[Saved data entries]
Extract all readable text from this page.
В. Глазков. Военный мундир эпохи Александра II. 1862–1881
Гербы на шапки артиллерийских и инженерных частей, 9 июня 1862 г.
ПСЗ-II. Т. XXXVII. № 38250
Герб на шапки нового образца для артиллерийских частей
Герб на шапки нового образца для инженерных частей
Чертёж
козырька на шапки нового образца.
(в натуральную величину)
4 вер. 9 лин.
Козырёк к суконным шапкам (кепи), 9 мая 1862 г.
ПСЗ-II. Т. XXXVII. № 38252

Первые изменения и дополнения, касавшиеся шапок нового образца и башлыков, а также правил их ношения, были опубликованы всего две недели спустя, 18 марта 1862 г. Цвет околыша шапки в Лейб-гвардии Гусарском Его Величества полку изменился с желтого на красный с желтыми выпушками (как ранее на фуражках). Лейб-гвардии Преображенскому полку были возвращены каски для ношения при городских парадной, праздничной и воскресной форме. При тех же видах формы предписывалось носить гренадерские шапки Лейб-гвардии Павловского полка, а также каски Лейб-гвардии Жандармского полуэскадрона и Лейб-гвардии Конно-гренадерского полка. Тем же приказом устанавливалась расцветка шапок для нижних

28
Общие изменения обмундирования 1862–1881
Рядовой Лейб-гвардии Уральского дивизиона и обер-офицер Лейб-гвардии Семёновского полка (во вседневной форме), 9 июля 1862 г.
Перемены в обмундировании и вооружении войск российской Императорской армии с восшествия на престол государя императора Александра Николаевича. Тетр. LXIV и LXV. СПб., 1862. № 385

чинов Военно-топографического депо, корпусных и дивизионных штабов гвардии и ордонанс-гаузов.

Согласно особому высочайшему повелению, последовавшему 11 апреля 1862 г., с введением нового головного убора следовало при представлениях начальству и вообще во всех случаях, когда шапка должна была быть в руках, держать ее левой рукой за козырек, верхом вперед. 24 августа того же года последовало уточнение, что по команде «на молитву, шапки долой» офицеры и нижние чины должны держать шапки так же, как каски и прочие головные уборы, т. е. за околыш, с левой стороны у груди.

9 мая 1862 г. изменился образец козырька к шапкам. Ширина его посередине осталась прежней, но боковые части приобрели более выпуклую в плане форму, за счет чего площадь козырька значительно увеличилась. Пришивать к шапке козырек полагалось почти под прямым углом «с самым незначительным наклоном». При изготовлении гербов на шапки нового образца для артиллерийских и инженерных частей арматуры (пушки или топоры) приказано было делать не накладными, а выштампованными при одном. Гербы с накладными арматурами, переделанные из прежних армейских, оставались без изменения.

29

---

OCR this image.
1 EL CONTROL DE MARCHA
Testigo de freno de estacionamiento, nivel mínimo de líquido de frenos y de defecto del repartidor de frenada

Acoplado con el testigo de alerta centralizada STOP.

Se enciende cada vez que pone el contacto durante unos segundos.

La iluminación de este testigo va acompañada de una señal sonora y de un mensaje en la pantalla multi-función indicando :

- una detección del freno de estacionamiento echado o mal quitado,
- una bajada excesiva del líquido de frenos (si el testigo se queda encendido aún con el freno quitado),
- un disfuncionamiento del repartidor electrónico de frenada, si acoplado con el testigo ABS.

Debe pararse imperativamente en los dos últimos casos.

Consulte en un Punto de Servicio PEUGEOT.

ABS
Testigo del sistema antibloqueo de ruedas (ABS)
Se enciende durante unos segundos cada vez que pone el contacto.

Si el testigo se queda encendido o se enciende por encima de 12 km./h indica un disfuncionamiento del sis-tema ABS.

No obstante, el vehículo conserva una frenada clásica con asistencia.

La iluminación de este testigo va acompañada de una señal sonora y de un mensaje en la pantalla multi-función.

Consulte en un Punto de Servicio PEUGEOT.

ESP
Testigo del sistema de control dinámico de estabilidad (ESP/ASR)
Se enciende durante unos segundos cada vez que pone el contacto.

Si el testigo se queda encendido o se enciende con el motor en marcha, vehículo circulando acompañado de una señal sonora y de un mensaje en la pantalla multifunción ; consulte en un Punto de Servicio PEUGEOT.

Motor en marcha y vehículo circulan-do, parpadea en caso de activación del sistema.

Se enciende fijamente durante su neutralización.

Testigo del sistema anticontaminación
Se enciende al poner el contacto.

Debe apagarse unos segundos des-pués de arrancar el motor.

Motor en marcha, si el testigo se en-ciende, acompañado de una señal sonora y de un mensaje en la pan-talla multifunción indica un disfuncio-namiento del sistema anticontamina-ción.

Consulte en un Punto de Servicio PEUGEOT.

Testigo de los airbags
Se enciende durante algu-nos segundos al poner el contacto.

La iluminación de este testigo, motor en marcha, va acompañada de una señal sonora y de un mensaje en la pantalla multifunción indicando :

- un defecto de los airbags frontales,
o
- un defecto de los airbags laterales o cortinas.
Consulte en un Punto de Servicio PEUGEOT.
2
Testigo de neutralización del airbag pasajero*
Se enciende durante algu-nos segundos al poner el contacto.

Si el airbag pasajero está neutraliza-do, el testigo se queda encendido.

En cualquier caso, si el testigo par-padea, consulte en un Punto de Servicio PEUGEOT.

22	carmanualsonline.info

Set problem – Copy all lines from the listing that contain "estacionamiento".

The reply –
Testigo de freno de estacionamiento, nivel mínimo de líquido de frenos y de defecto del repartidor de frenada
- una detección del freno de estacionamiento echado o mal quitado,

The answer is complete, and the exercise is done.